**Information provided:**
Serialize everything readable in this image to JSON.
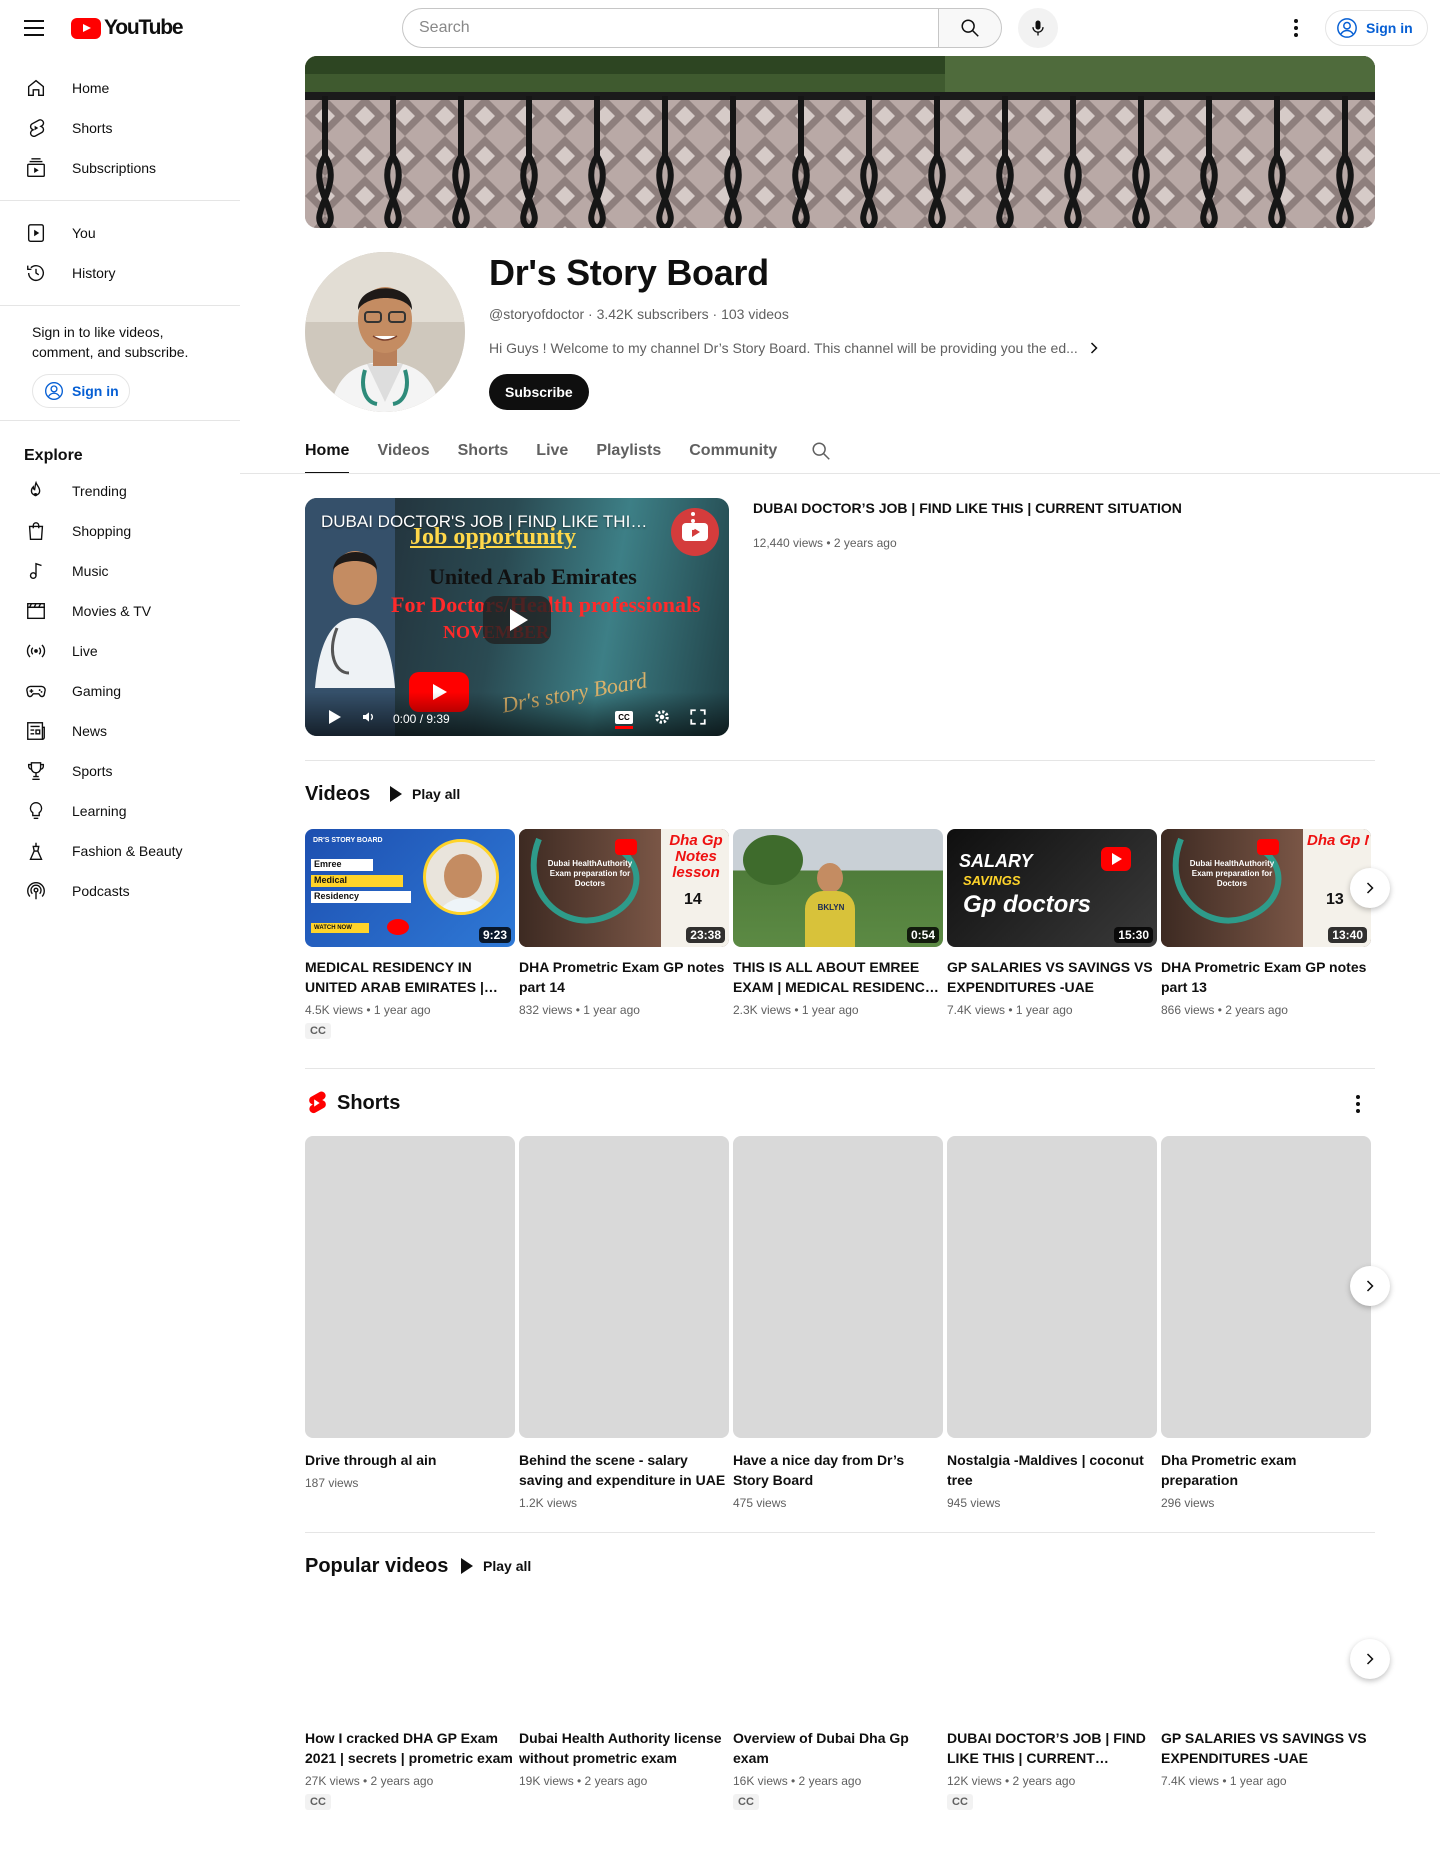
{
  "header": {
    "logo_text": "YouTube",
    "search_placeholder": "Search",
    "signin_label": "Sign in"
  },
  "sidebar": {
    "main_items": [
      {
        "label": "Home",
        "icon": "home-icon"
      },
      {
        "label": "Shorts",
        "icon": "shorts-icon"
      },
      {
        "label": "Subscriptions",
        "icon": "subscriptions-icon"
      }
    ],
    "you_items": [
      {
        "label": "You",
        "icon": "you-icon"
      },
      {
        "label": "History",
        "icon": "history-icon"
      }
    ],
    "signin_note": "Sign in to like videos, comment, and subscribe.",
    "signin_label": "Sign in",
    "explore_title": "Explore",
    "explore_items": [
      {
        "label": "Trending",
        "icon": "trending-icon"
      },
      {
        "label": "Shopping",
        "icon": "shopping-icon"
      },
      {
        "label": "Music",
        "icon": "music-icon"
      },
      {
        "label": "Movies & TV",
        "icon": "movies-icon"
      },
      {
        "label": "Live",
        "icon": "live-icon"
      },
      {
        "label": "Gaming",
        "icon": "gaming-icon"
      },
      {
        "label": "News",
        "icon": "news-icon"
      },
      {
        "label": "Sports",
        "icon": "sports-icon"
      },
      {
        "label": "Learning",
        "icon": "learning-icon"
      },
      {
        "label": "Fashion & Beauty",
        "icon": "fashion-icon"
      },
      {
        "label": "Podcasts",
        "icon": "podcasts-icon"
      }
    ]
  },
  "channel": {
    "name": "Dr's Story Board",
    "handle": "@storyofdoctor",
    "subscribers": "3.42K subscribers",
    "videos": "103 videos",
    "description": "Hi Guys ! Welcome to my channel Dr’s Story Board. This channel will be providing you the ed...",
    "subscribe_label": "Subscribe"
  },
  "tabs": [
    "Home",
    "Videos",
    "Shorts",
    "Live",
    "Playlists",
    "Community"
  ],
  "featured": {
    "overlay_title": "DUBAI DOCTOR'S JOB | FIND LIKE THIS | ...",
    "thumb_line1": "Job opportunity",
    "thumb_line2": "United Arab Emirates",
    "thumb_line3": "For Doctors/Health professionals",
    "thumb_line4": "NOVEMBER",
    "thumb_signature": "Dr's story Board",
    "time": "0:00 / 9:39",
    "title": "DUBAI DOCTOR’S JOB | FIND LIKE THIS | CURRENT SITUATION",
    "meta": "12,440 views • 2 years ago"
  },
  "videos_section": {
    "title": "Videos",
    "play_all": "Play all",
    "items": [
      {
        "title": "MEDICAL RESIDENCY IN UNITED ARAB EMIRATES | EMREE EXAM",
        "meta": "4.5K views • 1 year ago",
        "duration": "9:23",
        "cc": "CC",
        "thumb_text": "DR'S STORY BOARD",
        "thumb_lines": [
          "Emree",
          "Medical",
          "Residency"
        ],
        "thumb_watch": "WATCH NOW"
      },
      {
        "title": "DHA Prometric Exam GP notes part 14",
        "meta": "832 views • 1 year ago",
        "duration": "23:38",
        "thumb_lines": [
          "Dubai HealthAuthority Exam preparation for Doctors"
        ],
        "thumb_tag": "Dha Gp Notes lesson",
        "thumb_num": "14"
      },
      {
        "title": "THIS IS ALL ABOUT EMREE EXAM | MEDICAL RESIDENCY UAE",
        "meta": "2.3K views • 1 year ago",
        "duration": "0:54",
        "thumb_shirt": "BKLYN"
      },
      {
        "title": "GP SALARIES VS SAVINGS VS EXPENDITURES -UAE",
        "meta": "7.4K views • 1 year ago",
        "duration": "15:30",
        "thumb_lines": [
          "SALARY",
          "SAVINGS",
          "Gp doctors"
        ]
      },
      {
        "title": "DHA Prometric Exam GP notes part 13",
        "meta": "866 views • 2 years ago",
        "duration": "13:40",
        "thumb_lines": [
          "Dubai HealthAuthority Exam preparation for Doctors"
        ],
        "thumb_tag": "Dha Gp Notes lesso",
        "thumb_num": "13"
      }
    ]
  },
  "shorts_section": {
    "title": "Shorts",
    "items": [
      {
        "title": "Drive through al ain",
        "meta": "187 views"
      },
      {
        "title": "Behind the scene - salary saving and expenditure in UAE",
        "meta": "1.2K views"
      },
      {
        "title": "Have a nice day from Dr’s Story Board",
        "meta": "475 views"
      },
      {
        "title": "Nostalgia -Maldives | coconut tree",
        "meta": "945 views"
      },
      {
        "title": "Dha Prometric exam preparation",
        "meta": "296 views"
      }
    ]
  },
  "popular_section": {
    "title": "Popular videos",
    "play_all": "Play all",
    "items": [
      {
        "title": "How I cracked DHA GP Exam 2021 | secrets | prometric exam",
        "meta": "27K views • 2 years ago",
        "cc": "CC"
      },
      {
        "title": "Dubai Health Authority license without prometric exam",
        "meta": "19K views • 2 years ago",
        "cc": ""
      },
      {
        "title": "Overview of Dubai Dha Gp exam",
        "meta": "16K views • 2 years ago",
        "cc": "CC"
      },
      {
        "title": "DUBAI DOCTOR’S JOB | FIND LIKE THIS | CURRENT SITUATION",
        "meta": "12K views • 2 years ago",
        "cc": "CC"
      },
      {
        "title": "GP SALARIES VS SAVINGS VS EXPENDITURES -UAE",
        "meta": "7.4K views • 1 year ago",
        "cc": ""
      }
    ]
  },
  "colors": {
    "brand_red": "#ff0000",
    "link_blue": "#065fd4",
    "text_secondary": "#606060"
  }
}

**Exercise:**
Without the pictures, write out all of the material exactly.

**The solution:**
Serialize everything readable in this image to JSON.
{
  "header": {
    "logo_text": "YouTube",
    "search_placeholder": "Search",
    "signin_label": "Sign in"
  },
  "sidebar": {
    "main_items": [
      {
        "label": "Home",
        "icon": "home-icon"
      },
      {
        "label": "Shorts",
        "icon": "shorts-icon"
      },
      {
        "label": "Subscriptions",
        "icon": "subscriptions-icon"
      }
    ],
    "you_items": [
      {
        "label": "You",
        "icon": "you-icon"
      },
      {
        "label": "History",
        "icon": "history-icon"
      }
    ],
    "signin_note": "Sign in to like videos, comment, and subscribe.",
    "signin_label": "Sign in",
    "explore_title": "Explore",
    "explore_items": [
      {
        "label": "Trending",
        "icon": "trending-icon"
      },
      {
        "label": "Shopping",
        "icon": "shopping-icon"
      },
      {
        "label": "Music",
        "icon": "music-icon"
      },
      {
        "label": "Movies & TV",
        "icon": "movies-icon"
      },
      {
        "label": "Live",
        "icon": "live-icon"
      },
      {
        "label": "Gaming",
        "icon": "gaming-icon"
      },
      {
        "label": "News",
        "icon": "news-icon"
      },
      {
        "label": "Sports",
        "icon": "sports-icon"
      },
      {
        "label": "Learning",
        "icon": "learning-icon"
      },
      {
        "label": "Fashion & Beauty",
        "icon": "fashion-icon"
      },
      {
        "label": "Podcasts",
        "icon": "podcasts-icon"
      }
    ]
  },
  "channel": {
    "name": "Dr's Story Board",
    "handle": "@storyofdoctor",
    "subscribers": "3.42K subscribers",
    "videos": "103 videos",
    "description": "Hi Guys ! Welcome to my channel Dr’s Story Board. This channel will be providing you the ed...",
    "subscribe_label": "Subscribe"
  },
  "tabs": [
    "Home",
    "Videos",
    "Shorts",
    "Live",
    "Playlists",
    "Community"
  ],
  "featured": {
    "overlay_title": "DUBAI DOCTOR'S JOB | FIND LIKE THIS | ...",
    "thumb_line1": "Job opportunity",
    "thumb_line2": "United Arab Emirates",
    "thumb_line3": "For Doctors/Health professionals",
    "thumb_line4": "NOVEMBER",
    "thumb_signature": "Dr's story Board",
    "time": "0:00 / 9:39",
    "title": "DUBAI DOCTOR’S JOB | FIND LIKE THIS | CURRENT SITUATION",
    "meta": "12,440 views • 2 years ago"
  },
  "videos_section": {
    "title": "Videos",
    "play_all": "Play all",
    "items": [
      {
        "title": "MEDICAL RESIDENCY IN UNITED ARAB EMIRATES | EMREE EXAM",
        "meta": "4.5K views • 1 year ago",
        "duration": "9:23",
        "cc": "CC",
        "thumb_text": "DR'S STORY BOARD",
        "thumb_lines": [
          "Emree",
          "Medical",
          "Residency"
        ],
        "thumb_watch": "WATCH NOW"
      },
      {
        "title": "DHA Prometric Exam GP notes part 14",
        "meta": "832 views • 1 year ago",
        "duration": "23:38",
        "thumb_lines": [
          "Dubai HealthAuthority Exam preparation for Doctors"
        ],
        "thumb_tag": "Dha Gp Notes lesson",
        "thumb_num": "14"
      },
      {
        "title": "THIS IS ALL ABOUT EMREE EXAM | MEDICAL RESIDENCY UAE",
        "meta": "2.3K views • 1 year ago",
        "duration": "0:54",
        "thumb_shirt": "BKLYN"
      },
      {
        "title": "GP SALARIES VS SAVINGS VS EXPENDITURES -UAE",
        "meta": "7.4K views • 1 year ago",
        "duration": "15:30",
        "thumb_lines": [
          "SALARY",
          "SAVINGS",
          "Gp doctors"
        ]
      },
      {
        "title": "DHA Prometric Exam GP notes part 13",
        "meta": "866 views • 2 years ago",
        "duration": "13:40",
        "thumb_lines": [
          "Dubai HealthAuthority Exam preparation for Doctors"
        ],
        "thumb_tag": "Dha Gp Notes lesso",
        "thumb_num": "13"
      }
    ]
  },
  "shorts_section": {
    "title": "Shorts",
    "items": [
      {
        "title": "Drive through al ain",
        "meta": "187 views"
      },
      {
        "title": "Behind the scene - salary saving and expenditure in UAE",
        "meta": "1.2K views"
      },
      {
        "title": "Have a nice day from Dr’s Story Board",
        "meta": "475 views"
      },
      {
        "title": "Nostalgia -Maldives | coconut tree",
        "meta": "945 views"
      },
      {
        "title": "Dha Prometric exam preparation",
        "meta": "296 views"
      }
    ]
  },
  "popular_section": {
    "title": "Popular videos",
    "play_all": "Play all",
    "items": [
      {
        "title": "How I cracked DHA GP Exam 2021 | secrets | prometric exam",
        "meta": "27K views • 2 years ago",
        "cc": "CC"
      },
      {
        "title": "Dubai Health Authority license without prometric exam",
        "meta": "19K views • 2 years ago",
        "cc": ""
      },
      {
        "title": "Overview of Dubai Dha Gp exam",
        "meta": "16K views • 2 years ago",
        "cc": "CC"
      },
      {
        "title": "DUBAI DOCTOR’S JOB | FIND LIKE THIS | CURRENT SITUATION",
        "meta": "12K views • 2 years ago",
        "cc": "CC"
      },
      {
        "title": "GP SALARIES VS SAVINGS VS EXPENDITURES -UAE",
        "meta": "7.4K views • 1 year ago",
        "cc": ""
      }
    ]
  },
  "colors": {
    "brand_red": "#ff0000",
    "link_blue": "#065fd4",
    "text_secondary": "#606060"
  }
}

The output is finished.